** Objective **
Can you quote exactly the stretch of lines from the one with "What does this" through the final line of the material, both ends included?

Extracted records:
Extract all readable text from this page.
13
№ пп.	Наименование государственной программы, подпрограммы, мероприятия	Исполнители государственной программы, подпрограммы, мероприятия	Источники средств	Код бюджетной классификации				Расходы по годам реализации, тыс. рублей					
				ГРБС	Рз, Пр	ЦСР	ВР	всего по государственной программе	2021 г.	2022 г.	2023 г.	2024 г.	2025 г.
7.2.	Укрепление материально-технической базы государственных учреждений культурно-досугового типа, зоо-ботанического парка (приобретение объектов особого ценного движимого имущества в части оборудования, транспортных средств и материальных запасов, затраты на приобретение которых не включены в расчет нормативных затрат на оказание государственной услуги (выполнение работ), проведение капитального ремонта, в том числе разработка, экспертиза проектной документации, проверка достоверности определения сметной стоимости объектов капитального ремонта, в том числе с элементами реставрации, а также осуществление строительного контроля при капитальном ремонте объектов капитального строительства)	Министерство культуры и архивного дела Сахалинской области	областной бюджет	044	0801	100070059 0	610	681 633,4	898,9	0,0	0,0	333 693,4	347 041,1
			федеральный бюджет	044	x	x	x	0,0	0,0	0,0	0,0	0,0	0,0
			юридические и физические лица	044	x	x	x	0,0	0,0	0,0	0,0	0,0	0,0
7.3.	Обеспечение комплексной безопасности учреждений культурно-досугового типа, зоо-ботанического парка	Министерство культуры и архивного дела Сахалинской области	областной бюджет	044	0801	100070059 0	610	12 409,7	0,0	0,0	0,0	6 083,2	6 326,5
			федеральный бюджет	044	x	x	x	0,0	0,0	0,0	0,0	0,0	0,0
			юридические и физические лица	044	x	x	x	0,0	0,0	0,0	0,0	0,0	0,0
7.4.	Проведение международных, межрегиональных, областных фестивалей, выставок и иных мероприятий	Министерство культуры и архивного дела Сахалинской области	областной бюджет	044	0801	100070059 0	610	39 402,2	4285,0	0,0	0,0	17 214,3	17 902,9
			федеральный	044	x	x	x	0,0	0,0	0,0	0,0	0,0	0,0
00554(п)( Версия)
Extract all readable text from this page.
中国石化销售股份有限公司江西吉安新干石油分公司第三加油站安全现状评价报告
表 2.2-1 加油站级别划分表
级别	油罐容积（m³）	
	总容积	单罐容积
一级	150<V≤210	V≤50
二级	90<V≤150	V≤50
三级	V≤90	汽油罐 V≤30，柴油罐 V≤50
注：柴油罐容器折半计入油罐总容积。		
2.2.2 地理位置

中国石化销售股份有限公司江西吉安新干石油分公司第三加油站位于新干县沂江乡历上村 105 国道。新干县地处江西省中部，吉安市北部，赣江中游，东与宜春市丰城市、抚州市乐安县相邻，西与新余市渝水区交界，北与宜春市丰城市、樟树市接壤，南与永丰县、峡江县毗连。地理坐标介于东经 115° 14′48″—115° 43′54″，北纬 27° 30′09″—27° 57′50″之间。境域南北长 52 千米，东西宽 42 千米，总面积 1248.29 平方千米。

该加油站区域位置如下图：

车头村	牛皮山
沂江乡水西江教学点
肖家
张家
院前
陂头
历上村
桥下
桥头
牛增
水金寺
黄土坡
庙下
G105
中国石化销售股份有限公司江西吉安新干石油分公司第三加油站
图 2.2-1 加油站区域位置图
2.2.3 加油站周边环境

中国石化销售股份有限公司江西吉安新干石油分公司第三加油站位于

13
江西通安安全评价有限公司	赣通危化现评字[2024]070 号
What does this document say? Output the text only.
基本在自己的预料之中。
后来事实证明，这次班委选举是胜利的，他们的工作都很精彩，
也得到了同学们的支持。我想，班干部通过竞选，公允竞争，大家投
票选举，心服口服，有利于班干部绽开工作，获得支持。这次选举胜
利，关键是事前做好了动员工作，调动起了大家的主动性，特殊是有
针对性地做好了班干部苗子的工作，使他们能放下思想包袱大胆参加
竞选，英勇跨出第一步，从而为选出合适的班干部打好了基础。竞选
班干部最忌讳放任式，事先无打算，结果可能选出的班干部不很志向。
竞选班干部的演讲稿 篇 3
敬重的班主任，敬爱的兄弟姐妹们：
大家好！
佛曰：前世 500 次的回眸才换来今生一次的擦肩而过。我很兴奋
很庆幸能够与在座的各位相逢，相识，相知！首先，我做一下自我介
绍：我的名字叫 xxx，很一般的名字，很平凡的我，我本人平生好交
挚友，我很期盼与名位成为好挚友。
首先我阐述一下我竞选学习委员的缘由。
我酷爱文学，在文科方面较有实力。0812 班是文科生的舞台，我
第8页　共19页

** Answer for this exercise **
What does this document say? Output the text only.
基本在自己的预料之中。
后来事实证明，这次班委选举是胜利的，他们的工作都很精彩，
也得到了同学们的支持。我想，班干部通过竞选，公允竞争，大家投
票选举，心服口服，有利于班干部绽开工作，获得支持。这次选举胜
利，关键是事前做好了动员工作，调动起了大家的主动性，特殊是有
针对性地做好了班干部苗子的工作，使他们能放下思想包袱大胆参加
竞选，英勇跨出第一步，从而为选出合适的班干部打好了基础。竞选
班干部最忌讳放任式，事先无打算，结果可能选出的班干部不很志向。
竞选班干部的演讲稿 篇 3
敬重的班主任，敬爱的兄弟姐妹们：
大家好！
佛曰：前世 500 次的回眸才换来今生一次的擦肩而过。我很兴奋
很庆幸能够与在座的各位相逢，相识，相知！首先，我做一下自我介
绍：我的名字叫 xxx，很一般的名字，很平凡的我，我本人平生好交
挚友，我很期盼与名位成为好挚友。
首先我阐述一下我竞选学习委员的缘由。
我酷爱文学，在文科方面较有实力。0812 班是文科生的舞台，我
第8页　共19页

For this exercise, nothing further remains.